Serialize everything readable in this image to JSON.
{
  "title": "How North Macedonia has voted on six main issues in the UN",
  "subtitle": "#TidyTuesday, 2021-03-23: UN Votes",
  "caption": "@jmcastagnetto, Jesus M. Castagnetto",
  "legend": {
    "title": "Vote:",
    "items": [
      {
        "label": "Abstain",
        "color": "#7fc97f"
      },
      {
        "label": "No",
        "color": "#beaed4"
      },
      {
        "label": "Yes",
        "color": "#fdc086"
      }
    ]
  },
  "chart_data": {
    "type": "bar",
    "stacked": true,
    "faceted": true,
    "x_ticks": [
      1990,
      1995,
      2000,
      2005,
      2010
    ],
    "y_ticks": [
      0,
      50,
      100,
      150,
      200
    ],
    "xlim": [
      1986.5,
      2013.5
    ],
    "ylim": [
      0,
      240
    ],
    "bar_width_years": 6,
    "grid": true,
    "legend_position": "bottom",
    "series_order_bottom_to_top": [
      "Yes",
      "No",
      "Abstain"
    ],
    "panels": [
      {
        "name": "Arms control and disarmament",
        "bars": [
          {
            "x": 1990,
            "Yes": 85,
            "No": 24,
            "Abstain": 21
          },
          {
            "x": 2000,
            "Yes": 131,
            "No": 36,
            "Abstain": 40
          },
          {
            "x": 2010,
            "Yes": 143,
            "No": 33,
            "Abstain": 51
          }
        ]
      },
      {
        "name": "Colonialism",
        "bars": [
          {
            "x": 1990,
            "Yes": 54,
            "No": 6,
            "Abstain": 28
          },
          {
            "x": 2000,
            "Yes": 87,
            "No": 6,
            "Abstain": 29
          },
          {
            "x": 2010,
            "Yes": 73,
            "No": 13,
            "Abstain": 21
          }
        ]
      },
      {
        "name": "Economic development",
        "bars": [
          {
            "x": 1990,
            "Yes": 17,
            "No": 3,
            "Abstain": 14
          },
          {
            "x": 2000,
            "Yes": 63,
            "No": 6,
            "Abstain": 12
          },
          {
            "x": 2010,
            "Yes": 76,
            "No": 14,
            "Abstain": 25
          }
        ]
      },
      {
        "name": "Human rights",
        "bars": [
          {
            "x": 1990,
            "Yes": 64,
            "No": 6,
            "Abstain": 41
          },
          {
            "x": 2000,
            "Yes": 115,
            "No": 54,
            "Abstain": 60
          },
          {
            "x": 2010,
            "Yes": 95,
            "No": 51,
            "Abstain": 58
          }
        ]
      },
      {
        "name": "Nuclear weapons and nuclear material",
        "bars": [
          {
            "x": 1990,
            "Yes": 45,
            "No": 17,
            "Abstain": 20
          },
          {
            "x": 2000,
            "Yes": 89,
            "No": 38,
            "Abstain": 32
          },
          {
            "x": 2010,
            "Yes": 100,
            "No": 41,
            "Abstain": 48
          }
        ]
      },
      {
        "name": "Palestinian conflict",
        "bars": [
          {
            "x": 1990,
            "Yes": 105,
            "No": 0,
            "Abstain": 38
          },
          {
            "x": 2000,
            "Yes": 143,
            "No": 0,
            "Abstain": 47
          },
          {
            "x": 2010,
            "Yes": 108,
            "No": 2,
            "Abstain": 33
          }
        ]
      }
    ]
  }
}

• • •

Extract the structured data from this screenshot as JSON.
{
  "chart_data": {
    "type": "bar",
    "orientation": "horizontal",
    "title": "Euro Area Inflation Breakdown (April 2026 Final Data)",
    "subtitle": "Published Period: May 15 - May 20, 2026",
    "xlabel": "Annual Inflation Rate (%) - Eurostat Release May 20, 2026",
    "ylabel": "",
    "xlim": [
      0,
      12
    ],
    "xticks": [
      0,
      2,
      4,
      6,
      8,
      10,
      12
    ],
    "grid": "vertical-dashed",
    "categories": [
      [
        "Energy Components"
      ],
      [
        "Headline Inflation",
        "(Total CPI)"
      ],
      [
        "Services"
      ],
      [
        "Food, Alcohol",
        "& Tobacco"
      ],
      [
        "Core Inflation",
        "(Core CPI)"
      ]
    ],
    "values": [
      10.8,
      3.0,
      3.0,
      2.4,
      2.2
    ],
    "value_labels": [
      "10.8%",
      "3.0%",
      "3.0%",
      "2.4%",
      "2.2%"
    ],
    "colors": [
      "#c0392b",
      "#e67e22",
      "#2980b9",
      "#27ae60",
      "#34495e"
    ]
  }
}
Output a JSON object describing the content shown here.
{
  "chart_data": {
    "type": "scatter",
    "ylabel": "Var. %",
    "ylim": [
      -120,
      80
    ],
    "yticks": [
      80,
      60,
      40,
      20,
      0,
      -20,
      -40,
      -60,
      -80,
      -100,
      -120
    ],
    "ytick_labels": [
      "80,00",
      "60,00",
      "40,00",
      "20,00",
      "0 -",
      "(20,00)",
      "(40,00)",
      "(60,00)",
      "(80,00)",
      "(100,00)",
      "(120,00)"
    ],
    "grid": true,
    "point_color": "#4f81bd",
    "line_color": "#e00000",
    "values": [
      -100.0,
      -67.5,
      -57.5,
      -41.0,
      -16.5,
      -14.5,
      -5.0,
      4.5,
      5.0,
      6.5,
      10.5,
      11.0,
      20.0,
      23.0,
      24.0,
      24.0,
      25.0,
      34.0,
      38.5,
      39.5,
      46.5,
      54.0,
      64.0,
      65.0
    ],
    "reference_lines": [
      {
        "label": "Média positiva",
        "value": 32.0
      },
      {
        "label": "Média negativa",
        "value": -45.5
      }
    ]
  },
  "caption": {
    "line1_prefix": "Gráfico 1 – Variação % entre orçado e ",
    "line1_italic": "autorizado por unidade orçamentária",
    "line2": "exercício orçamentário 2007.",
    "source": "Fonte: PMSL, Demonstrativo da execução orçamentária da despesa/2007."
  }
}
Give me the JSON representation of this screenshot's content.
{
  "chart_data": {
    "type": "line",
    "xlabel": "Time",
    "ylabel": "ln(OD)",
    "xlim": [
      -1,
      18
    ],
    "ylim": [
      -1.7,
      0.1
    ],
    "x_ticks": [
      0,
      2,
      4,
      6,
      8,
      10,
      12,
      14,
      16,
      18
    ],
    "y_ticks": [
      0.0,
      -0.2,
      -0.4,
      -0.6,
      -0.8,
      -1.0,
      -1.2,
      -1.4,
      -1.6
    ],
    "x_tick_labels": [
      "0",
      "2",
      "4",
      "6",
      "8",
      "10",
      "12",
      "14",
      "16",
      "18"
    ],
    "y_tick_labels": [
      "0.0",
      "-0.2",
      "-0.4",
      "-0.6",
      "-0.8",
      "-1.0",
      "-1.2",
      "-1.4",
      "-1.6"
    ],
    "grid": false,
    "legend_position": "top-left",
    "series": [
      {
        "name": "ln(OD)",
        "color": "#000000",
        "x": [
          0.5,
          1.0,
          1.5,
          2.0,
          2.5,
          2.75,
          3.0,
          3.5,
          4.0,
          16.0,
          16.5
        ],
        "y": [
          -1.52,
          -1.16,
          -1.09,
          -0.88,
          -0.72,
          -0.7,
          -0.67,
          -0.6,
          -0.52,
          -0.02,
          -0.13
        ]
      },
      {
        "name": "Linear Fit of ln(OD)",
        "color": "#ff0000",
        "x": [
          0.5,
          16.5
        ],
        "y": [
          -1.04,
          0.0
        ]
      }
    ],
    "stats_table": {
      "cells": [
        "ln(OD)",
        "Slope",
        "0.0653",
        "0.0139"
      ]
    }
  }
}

• • •

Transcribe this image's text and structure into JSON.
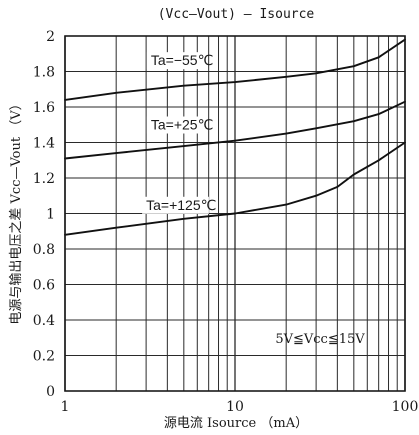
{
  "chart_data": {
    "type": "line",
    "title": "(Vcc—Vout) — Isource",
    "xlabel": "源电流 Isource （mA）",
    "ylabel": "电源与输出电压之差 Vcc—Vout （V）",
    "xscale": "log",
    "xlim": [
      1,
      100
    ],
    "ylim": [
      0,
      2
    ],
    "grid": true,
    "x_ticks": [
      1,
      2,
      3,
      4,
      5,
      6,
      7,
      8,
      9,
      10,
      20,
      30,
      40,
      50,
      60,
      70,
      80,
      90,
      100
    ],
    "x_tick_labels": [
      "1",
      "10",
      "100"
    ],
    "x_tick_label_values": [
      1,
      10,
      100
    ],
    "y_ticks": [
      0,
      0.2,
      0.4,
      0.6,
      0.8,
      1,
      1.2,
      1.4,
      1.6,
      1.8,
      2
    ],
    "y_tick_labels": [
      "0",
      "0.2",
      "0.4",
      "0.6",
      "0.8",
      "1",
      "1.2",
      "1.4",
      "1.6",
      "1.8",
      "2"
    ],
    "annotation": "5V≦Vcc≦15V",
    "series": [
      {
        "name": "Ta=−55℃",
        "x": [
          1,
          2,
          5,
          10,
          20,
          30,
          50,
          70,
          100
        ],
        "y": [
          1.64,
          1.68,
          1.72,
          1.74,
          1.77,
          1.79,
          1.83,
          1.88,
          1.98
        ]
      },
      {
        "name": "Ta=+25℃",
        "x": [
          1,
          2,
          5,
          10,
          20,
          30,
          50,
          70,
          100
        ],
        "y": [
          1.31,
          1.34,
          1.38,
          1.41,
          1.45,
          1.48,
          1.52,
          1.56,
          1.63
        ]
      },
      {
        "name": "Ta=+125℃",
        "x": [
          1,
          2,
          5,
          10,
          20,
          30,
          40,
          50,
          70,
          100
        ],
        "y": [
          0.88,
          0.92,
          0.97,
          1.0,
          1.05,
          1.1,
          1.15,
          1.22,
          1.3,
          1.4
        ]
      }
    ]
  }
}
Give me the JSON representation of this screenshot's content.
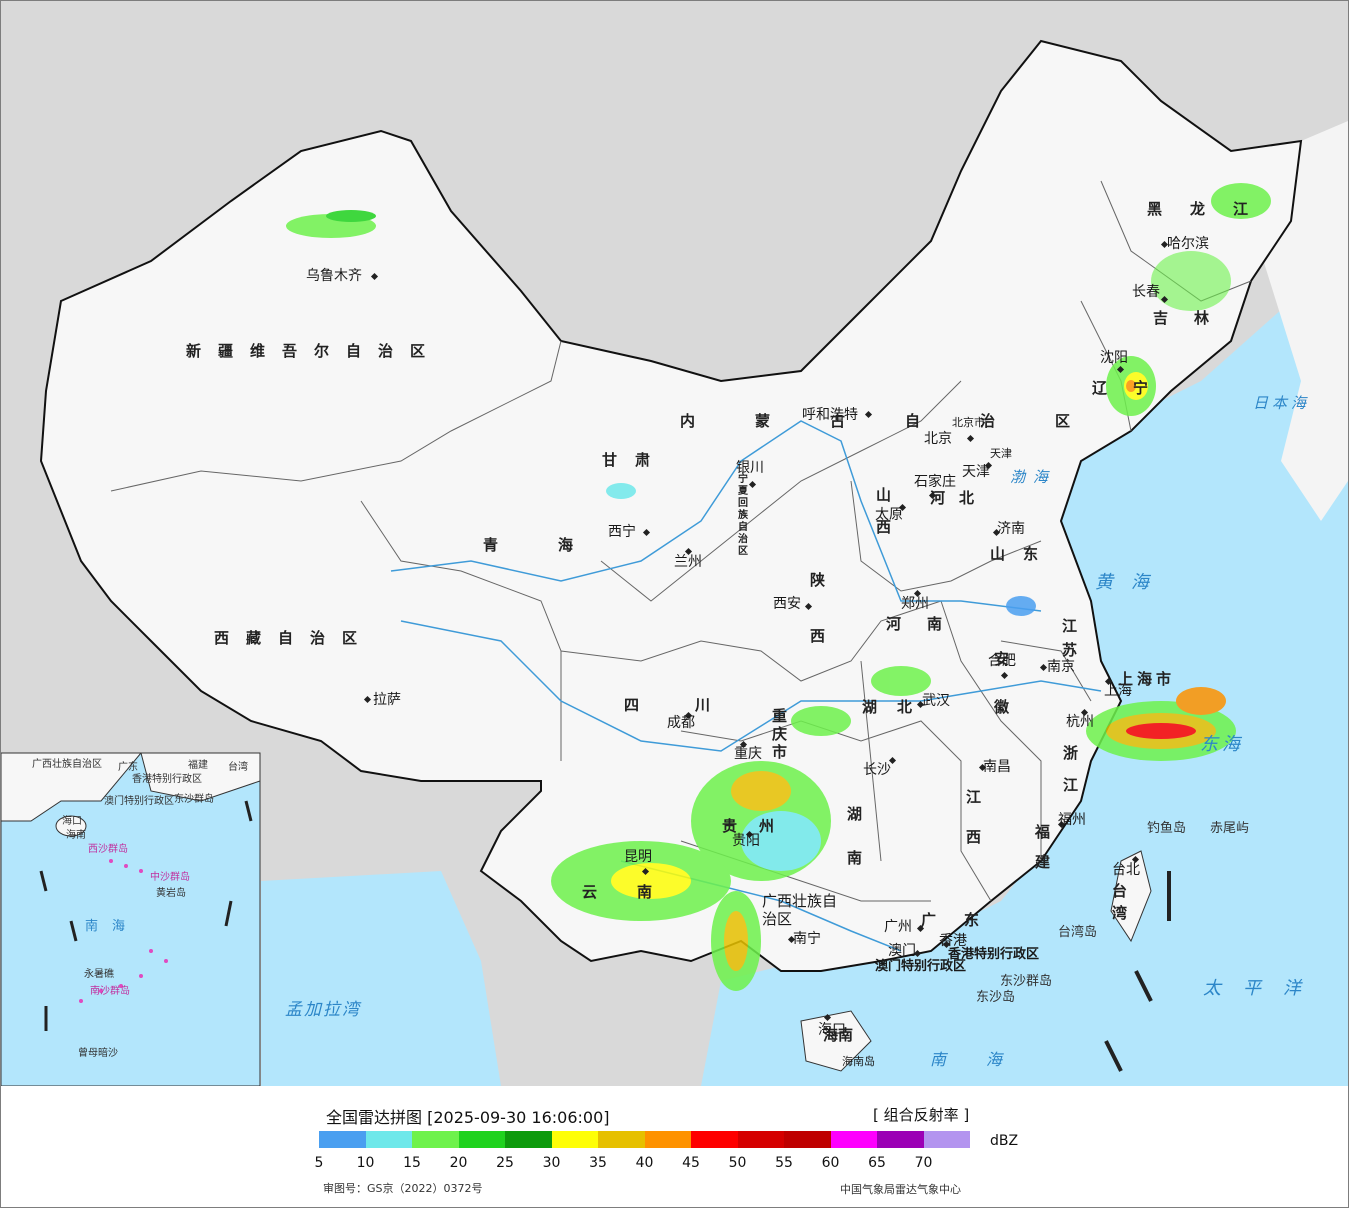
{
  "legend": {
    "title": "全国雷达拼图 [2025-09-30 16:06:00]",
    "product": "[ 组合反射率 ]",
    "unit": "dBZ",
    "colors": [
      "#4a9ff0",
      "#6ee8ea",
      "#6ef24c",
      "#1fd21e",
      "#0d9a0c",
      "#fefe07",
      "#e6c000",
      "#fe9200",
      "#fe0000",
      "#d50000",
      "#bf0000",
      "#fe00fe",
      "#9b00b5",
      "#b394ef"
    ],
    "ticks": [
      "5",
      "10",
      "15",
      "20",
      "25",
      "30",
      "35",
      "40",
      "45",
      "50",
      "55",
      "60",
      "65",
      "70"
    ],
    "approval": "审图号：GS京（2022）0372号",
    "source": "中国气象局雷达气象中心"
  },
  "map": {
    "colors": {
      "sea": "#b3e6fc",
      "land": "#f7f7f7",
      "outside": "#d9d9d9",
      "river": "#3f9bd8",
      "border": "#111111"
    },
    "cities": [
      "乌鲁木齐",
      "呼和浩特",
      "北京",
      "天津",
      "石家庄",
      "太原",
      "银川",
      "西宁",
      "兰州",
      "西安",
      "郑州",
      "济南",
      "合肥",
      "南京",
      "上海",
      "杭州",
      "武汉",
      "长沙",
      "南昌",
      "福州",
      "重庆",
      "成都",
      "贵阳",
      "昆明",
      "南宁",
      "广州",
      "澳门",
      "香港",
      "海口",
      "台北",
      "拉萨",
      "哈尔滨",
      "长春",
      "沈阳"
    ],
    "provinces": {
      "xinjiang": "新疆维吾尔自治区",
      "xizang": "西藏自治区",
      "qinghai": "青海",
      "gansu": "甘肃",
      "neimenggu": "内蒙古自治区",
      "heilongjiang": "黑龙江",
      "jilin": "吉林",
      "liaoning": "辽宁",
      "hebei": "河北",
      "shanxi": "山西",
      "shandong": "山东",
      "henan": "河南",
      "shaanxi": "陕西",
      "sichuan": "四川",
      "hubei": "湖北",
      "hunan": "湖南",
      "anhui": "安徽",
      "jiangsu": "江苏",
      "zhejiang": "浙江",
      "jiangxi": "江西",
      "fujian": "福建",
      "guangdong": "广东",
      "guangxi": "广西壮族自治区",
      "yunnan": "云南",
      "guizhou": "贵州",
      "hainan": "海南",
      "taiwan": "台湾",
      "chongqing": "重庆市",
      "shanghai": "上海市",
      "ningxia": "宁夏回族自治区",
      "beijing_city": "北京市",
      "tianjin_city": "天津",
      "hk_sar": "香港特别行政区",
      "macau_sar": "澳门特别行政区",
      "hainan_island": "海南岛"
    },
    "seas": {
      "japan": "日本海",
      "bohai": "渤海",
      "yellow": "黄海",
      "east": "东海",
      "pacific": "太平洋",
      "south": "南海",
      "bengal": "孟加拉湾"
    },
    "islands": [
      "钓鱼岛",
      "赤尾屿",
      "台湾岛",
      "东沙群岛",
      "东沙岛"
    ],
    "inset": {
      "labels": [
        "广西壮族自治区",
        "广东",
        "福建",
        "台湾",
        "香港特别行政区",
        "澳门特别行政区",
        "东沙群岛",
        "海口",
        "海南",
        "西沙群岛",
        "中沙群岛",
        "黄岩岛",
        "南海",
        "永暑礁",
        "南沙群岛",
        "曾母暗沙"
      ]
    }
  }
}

• • •

→ **TO BE DONE**: Find the word "Média" in the data and show each line that holds it.

→ **REPLY**:
        "label": "Média positiva",
        "label": "Média negativa",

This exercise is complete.